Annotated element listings
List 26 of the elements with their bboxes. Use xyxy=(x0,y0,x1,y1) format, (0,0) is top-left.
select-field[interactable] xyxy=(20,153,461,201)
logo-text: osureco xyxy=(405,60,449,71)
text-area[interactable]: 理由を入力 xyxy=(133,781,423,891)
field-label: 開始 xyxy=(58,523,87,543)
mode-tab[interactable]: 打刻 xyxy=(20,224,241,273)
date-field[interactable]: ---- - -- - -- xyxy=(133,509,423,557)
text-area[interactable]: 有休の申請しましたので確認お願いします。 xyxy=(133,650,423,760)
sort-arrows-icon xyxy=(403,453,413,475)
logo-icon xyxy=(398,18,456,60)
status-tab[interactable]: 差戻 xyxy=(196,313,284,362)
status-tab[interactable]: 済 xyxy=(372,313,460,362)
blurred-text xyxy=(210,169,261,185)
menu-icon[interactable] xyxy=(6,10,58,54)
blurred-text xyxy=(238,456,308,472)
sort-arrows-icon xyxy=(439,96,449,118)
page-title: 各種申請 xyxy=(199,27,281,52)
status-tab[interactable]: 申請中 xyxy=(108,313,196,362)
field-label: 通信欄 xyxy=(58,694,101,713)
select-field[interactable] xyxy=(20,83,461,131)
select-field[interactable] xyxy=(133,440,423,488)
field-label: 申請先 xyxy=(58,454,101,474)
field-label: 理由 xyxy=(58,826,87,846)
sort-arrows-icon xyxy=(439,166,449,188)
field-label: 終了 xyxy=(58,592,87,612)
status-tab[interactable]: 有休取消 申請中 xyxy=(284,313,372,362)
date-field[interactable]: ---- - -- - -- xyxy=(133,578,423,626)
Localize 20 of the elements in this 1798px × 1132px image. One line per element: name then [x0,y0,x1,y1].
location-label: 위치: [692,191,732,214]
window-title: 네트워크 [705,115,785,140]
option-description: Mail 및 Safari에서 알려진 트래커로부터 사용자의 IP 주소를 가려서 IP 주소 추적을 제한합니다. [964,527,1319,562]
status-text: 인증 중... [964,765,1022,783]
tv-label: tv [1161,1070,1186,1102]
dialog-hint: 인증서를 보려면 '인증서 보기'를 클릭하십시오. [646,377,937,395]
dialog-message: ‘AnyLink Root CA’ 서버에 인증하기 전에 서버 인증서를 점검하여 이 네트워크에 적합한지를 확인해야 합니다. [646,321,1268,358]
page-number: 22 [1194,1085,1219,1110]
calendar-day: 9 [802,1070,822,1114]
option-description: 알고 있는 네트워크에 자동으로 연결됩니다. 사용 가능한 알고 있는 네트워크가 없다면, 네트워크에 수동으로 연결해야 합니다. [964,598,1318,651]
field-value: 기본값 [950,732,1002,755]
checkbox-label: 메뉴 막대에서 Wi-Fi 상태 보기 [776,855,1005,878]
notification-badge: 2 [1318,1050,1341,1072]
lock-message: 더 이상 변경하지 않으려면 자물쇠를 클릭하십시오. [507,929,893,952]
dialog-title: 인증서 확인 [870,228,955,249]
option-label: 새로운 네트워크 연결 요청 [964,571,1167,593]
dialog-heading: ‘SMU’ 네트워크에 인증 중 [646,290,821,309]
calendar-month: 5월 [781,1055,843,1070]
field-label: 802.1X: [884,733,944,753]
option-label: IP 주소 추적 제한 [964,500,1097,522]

Work required> Please rewrite the data above with every "field-label" renamed to "form-label", leaving everything else unchanged.

Task output>
List 26 of the elements with their bboxes. Use xyxy=(x0,y0,x1,y1) format, (0,0) is top-left.
select-field[interactable] xyxy=(20,153,461,201)
logo-text: osureco xyxy=(405,60,449,71)
text-area[interactable]: 理由を入力 xyxy=(133,781,423,891)
form-label: 開始 xyxy=(58,523,87,543)
mode-tab[interactable]: 打刻 xyxy=(20,224,241,273)
date-field[interactable]: ---- - -- - -- xyxy=(133,509,423,557)
text-area[interactable]: 有休の申請しましたので確認お願いします。 xyxy=(133,650,423,760)
sort-arrows-icon xyxy=(403,453,413,475)
logo-icon xyxy=(398,18,456,60)
status-tab[interactable]: 差戻 xyxy=(196,313,284,362)
status-tab[interactable]: 済 xyxy=(372,313,460,362)
blurred-text xyxy=(210,169,261,185)
menu-icon[interactable] xyxy=(6,10,58,54)
blurred-text xyxy=(238,456,308,472)
sort-arrows-icon xyxy=(439,96,449,118)
page-title: 各種申請 xyxy=(199,27,281,52)
status-tab[interactable]: 申請中 xyxy=(108,313,196,362)
form-label: 通信欄 xyxy=(58,694,101,713)
select-field[interactable] xyxy=(20,83,461,131)
select-field[interactable] xyxy=(133,440,423,488)
form-label: 申請先 xyxy=(58,454,101,474)
form-label: 理由 xyxy=(58,826,87,846)
sort-arrows-icon xyxy=(439,166,449,188)
form-label: 終了 xyxy=(58,592,87,612)
status-tab[interactable]: 有休取消 申請中 xyxy=(284,313,372,362)
date-field[interactable]: ---- - -- - -- xyxy=(133,578,423,626)
Localize 20 of the elements in this 1798px × 1132px image. One line per element: name then [x0,y0,x1,y1].
location-label: 위치: [692,191,732,214]
window-title: 네트워크 [705,115,785,140]
option-description: Mail 및 Safari에서 알려진 트래커로부터 사용자의 IP 주소를 가려서 IP 주소 추적을 제한합니다. [964,527,1319,562]
status-text: 인증 중... [964,765,1022,783]
tv-label: tv [1161,1070,1186,1102]
dialog-hint: 인증서를 보려면 '인증서 보기'를 클릭하십시오. [646,377,937,395]
dialog-message: ‘AnyLink Root CA’ 서버에 인증하기 전에 서버 인증서를 점검하여 이 네트워크에 적합한지를 확인해야 합니다. [646,321,1268,358]
page-number: 22 [1194,1085,1219,1110]
calendar-day: 9 [802,1070,822,1114]
option-description: 알고 있는 네트워크에 자동으로 연결됩니다. 사용 가능한 알고 있는 네트워크가 없다면, 네트워크에 수동으로 연결해야 합니다. [964,598,1318,651]
field-value: 기본값 [950,732,1002,755]
checkbox-label: 메뉴 막대에서 Wi-Fi 상태 보기 [776,855,1005,878]
notification-badge: 2 [1318,1050,1341,1072]
lock-message: 더 이상 변경하지 않으려면 자물쇠를 클릭하십시오. [507,929,893,952]
dialog-title: 인증서 확인 [870,228,955,249]
option-label: 새로운 네트워크 연결 요청 [964,571,1167,593]
dialog-heading: ‘SMU’ 네트워크에 인증 중 [646,290,821,309]
calendar-month: 5월 [781,1055,843,1070]
form-label: 802.1X: [884,733,944,753]
option-label: IP 주소 추적 제한 [964,500,1097,522]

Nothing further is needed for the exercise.